Brief
Please duplicate the entries from the line with "versus-letter-v: V bbox=[548, 168, 606, 275]" to the line with "home-team-abbr: HOU bbox=[673, 105, 1134, 342]", both included.

Entries supplied
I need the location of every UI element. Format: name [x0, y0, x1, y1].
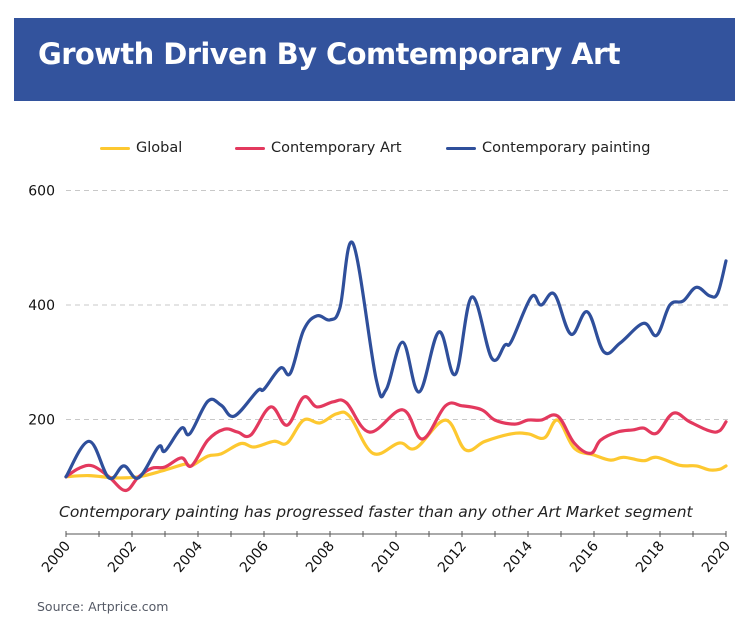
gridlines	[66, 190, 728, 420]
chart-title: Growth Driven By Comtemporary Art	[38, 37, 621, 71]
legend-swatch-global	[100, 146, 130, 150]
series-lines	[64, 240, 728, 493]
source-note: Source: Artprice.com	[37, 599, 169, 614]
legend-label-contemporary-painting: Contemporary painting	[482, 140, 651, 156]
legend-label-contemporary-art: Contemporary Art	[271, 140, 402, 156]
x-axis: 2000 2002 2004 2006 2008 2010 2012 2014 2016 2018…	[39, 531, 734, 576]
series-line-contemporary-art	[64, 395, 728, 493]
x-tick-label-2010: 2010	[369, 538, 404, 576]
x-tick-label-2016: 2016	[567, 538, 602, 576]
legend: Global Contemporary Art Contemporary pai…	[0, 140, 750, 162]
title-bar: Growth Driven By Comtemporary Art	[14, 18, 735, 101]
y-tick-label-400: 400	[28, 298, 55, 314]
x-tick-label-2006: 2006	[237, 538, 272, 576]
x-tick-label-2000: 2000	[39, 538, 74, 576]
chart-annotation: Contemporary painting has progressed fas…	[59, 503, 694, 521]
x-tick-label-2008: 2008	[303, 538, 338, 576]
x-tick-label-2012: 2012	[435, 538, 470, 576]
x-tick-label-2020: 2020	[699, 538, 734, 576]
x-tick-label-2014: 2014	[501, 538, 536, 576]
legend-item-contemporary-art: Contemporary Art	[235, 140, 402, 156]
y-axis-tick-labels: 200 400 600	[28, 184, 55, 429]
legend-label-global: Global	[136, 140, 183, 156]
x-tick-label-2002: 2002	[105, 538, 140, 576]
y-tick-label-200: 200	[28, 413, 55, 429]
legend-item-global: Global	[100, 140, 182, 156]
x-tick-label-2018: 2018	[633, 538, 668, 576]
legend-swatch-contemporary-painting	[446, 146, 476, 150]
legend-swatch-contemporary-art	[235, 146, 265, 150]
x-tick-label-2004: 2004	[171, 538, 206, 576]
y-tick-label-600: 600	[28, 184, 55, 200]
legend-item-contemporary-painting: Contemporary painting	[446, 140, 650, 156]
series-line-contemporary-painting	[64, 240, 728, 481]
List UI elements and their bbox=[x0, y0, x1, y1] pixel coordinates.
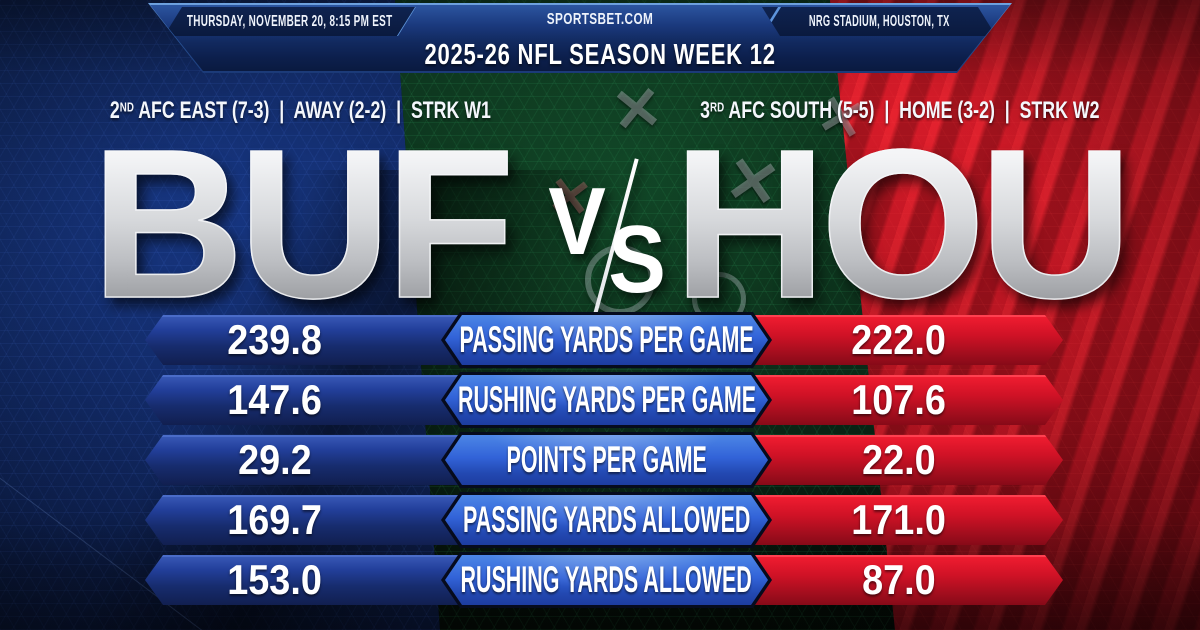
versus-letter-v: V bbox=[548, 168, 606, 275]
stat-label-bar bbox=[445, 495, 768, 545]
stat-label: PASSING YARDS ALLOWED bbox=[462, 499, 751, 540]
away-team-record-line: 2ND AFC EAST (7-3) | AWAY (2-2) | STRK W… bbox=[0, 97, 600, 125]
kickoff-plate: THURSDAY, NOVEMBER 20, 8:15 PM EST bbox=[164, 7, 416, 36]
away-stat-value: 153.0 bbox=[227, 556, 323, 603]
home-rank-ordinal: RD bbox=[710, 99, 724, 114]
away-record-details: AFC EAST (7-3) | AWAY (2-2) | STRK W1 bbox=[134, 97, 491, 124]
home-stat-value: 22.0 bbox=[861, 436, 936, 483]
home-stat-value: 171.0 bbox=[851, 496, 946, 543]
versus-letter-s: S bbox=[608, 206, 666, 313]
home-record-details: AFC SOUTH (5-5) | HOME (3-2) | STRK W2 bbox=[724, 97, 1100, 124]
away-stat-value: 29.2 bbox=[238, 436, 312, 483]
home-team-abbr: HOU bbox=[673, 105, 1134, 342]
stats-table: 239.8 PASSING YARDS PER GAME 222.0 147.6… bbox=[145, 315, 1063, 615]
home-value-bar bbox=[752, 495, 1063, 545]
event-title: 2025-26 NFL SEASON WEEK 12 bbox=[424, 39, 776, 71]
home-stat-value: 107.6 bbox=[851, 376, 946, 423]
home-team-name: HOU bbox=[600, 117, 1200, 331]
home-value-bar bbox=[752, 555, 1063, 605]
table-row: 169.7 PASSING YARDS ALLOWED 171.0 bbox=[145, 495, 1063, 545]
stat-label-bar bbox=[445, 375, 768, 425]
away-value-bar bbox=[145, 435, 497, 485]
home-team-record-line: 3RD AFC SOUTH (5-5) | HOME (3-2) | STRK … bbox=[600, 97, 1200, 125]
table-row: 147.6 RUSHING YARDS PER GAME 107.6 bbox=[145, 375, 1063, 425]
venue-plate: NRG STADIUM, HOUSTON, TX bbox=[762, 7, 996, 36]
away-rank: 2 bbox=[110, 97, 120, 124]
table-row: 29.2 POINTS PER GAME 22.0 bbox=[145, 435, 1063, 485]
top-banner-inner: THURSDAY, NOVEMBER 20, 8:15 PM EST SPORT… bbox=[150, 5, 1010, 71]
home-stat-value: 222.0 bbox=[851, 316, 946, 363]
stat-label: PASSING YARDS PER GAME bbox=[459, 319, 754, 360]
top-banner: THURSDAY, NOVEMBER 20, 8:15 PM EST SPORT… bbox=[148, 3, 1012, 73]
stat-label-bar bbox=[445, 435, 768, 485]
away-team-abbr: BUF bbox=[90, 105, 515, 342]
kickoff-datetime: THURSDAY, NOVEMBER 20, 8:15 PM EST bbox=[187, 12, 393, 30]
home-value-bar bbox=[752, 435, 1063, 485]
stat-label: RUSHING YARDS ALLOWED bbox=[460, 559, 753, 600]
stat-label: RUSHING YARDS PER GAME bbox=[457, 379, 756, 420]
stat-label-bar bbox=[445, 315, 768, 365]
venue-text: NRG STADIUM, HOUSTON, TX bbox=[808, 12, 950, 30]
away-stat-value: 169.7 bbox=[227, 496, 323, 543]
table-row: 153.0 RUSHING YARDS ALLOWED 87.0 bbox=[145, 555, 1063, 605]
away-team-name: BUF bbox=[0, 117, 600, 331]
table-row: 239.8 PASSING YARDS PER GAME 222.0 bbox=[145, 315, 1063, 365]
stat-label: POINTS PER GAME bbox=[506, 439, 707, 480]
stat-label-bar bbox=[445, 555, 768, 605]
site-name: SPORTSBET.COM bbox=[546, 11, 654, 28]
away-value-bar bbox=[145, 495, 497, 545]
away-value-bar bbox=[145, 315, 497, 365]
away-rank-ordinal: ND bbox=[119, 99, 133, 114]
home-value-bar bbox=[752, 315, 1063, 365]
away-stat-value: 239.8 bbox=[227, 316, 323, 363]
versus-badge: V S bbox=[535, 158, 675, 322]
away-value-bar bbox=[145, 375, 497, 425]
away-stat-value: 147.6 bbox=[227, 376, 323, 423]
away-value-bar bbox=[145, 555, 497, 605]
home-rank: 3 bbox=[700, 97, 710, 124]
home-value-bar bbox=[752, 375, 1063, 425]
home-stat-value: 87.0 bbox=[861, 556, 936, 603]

==

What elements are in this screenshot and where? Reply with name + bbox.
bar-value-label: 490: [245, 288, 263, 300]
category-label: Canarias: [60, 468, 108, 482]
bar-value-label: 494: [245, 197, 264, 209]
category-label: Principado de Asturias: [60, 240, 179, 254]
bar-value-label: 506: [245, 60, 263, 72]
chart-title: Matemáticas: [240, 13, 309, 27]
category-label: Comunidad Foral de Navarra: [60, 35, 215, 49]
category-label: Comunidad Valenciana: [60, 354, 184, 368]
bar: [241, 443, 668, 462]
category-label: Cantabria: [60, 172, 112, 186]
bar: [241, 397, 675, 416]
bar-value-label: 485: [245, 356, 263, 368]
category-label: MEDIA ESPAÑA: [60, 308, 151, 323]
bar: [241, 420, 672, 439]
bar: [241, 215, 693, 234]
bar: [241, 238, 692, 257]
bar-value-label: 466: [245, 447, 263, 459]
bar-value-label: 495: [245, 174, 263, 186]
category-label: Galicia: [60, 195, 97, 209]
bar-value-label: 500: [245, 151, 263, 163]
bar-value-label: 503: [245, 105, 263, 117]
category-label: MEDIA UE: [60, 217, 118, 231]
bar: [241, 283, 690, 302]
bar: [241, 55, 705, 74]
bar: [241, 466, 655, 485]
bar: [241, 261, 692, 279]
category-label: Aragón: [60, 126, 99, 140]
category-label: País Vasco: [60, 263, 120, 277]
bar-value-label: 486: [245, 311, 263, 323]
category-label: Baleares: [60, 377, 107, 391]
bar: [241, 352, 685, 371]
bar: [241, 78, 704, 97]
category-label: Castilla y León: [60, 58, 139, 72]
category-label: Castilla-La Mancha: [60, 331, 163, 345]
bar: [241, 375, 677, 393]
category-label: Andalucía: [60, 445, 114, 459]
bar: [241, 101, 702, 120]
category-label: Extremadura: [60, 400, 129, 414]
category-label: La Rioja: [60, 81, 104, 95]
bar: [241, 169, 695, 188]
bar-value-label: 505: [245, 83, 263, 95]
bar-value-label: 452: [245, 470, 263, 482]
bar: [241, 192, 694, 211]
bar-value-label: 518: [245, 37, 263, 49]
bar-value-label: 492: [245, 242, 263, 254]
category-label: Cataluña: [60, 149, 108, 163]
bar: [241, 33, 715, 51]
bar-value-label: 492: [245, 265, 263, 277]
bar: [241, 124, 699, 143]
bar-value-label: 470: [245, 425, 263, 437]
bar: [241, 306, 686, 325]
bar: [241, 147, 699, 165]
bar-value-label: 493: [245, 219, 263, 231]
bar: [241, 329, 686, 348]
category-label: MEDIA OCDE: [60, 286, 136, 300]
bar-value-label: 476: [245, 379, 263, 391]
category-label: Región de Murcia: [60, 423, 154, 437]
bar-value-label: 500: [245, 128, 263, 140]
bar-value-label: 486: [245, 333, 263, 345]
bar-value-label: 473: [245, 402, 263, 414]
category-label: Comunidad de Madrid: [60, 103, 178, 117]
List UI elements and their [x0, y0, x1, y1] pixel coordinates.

Exercise answer
versus-letter-v: V bbox=[548, 168, 606, 275]
stat-label-bar bbox=[445, 495, 768, 545]
stat-label: PASSING YARDS ALLOWED bbox=[462, 499, 751, 540]
away-team-record-line: 2ND AFC EAST (7-3) | AWAY (2-2) | STRK W… bbox=[0, 97, 600, 125]
kickoff-plate: THURSDAY, NOVEMBER 20, 8:15 PM EST bbox=[164, 7, 416, 36]
away-stat-value: 153.0 bbox=[227, 556, 323, 603]
home-rank-ordinal: RD bbox=[710, 99, 724, 114]
away-record-details: AFC EAST (7-3) | AWAY (2-2) | STRK W1 bbox=[134, 97, 491, 124]
home-stat-value: 22.0 bbox=[861, 436, 936, 483]
home-stat-value: 171.0 bbox=[851, 496, 946, 543]
versus-letter-s: S bbox=[608, 206, 666, 313]
home-record-details: AFC SOUTH (5-5) | HOME (3-2) | STRK W2 bbox=[724, 97, 1100, 124]
away-stat-value: 29.2 bbox=[238, 436, 312, 483]
home-team-abbr: HOU bbox=[673, 105, 1134, 342]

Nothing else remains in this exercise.